§ Direction:
Render the following material again verbatim, leaving nothing out.

§ Data for the task:

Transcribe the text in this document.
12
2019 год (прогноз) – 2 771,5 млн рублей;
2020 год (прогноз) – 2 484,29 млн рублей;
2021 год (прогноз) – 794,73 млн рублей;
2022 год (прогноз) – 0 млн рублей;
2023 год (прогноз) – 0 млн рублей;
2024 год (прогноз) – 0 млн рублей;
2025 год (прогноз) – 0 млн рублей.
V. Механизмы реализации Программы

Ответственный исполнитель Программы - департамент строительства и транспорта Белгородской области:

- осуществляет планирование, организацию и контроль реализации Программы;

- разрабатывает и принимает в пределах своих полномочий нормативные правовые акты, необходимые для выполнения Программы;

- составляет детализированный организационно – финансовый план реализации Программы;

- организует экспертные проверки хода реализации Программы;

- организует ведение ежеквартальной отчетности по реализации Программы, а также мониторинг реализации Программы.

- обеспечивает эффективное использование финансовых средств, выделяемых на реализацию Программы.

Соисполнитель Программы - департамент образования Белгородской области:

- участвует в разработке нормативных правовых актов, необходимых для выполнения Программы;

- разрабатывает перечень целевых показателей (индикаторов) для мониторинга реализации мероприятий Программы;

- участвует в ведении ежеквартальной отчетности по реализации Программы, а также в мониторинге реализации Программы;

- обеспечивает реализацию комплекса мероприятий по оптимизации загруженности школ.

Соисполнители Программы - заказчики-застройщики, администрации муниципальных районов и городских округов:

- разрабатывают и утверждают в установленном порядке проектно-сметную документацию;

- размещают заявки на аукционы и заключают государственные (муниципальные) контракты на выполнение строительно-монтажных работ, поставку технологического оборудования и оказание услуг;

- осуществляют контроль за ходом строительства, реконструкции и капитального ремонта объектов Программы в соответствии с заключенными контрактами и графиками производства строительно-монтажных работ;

§ Result for this task:
Transcribe the text in this document.
12
2019 год (прогноз) – 2 771,5 млн рублей;
2020 год (прогноз) – 2 484,29 млн рублей;
2021 год (прогноз) – 794,73 млн рублей;
2022 год (прогноз) – 0 млн рублей;
2023 год (прогноз) – 0 млн рублей;
2024 год (прогноз) – 0 млн рублей;
2025 год (прогноз) – 0 млн рублей.
V. Механизмы реализации Программы

Ответственный исполнитель Программы - департамент строительства и транспорта Белгородской области:

- осуществляет планирование, организацию и контроль реализации Программы;

- разрабатывает и принимает в пределах своих полномочий нормативные правовые акты, необходимые для выполнения Программы;

- составляет детализированный организационно – финансовый план реализации Программы;

- организует экспертные проверки хода реализации Программы;

- организует ведение ежеквартальной отчетности по реализации Программы, а также мониторинг реализации Программы.

- обеспечивает эффективное использование финансовых средств, выделяемых на реализацию Программы.

Соисполнитель Программы - департамент образования Белгородской области:

- участвует в разработке нормативных правовых актов, необходимых для выполнения Программы;

- разрабатывает перечень целевых показателей (индикаторов) для мониторинга реализации мероприятий Программы;

- участвует в ведении ежеквартальной отчетности по реализации Программы, а также в мониторинге реализации Программы;

- обеспечивает реализацию комплекса мероприятий по оптимизации загруженности школ.

Соисполнители Программы - заказчики-застройщики, администрации муниципальных районов и городских округов:

- разрабатывают и утверждают в установленном порядке проектно-сметную документацию;

- размещают заявки на аукционы и заключают государственные (муниципальные) контракты на выполнение строительно-монтажных работ, поставку технологического оборудования и оказание услуг;

- осуществляют контроль за ходом строительства, реконструкции и капитального ремонта объектов Программы в соответствии с заключенными контрактами и графиками производства строительно-монтажных работ;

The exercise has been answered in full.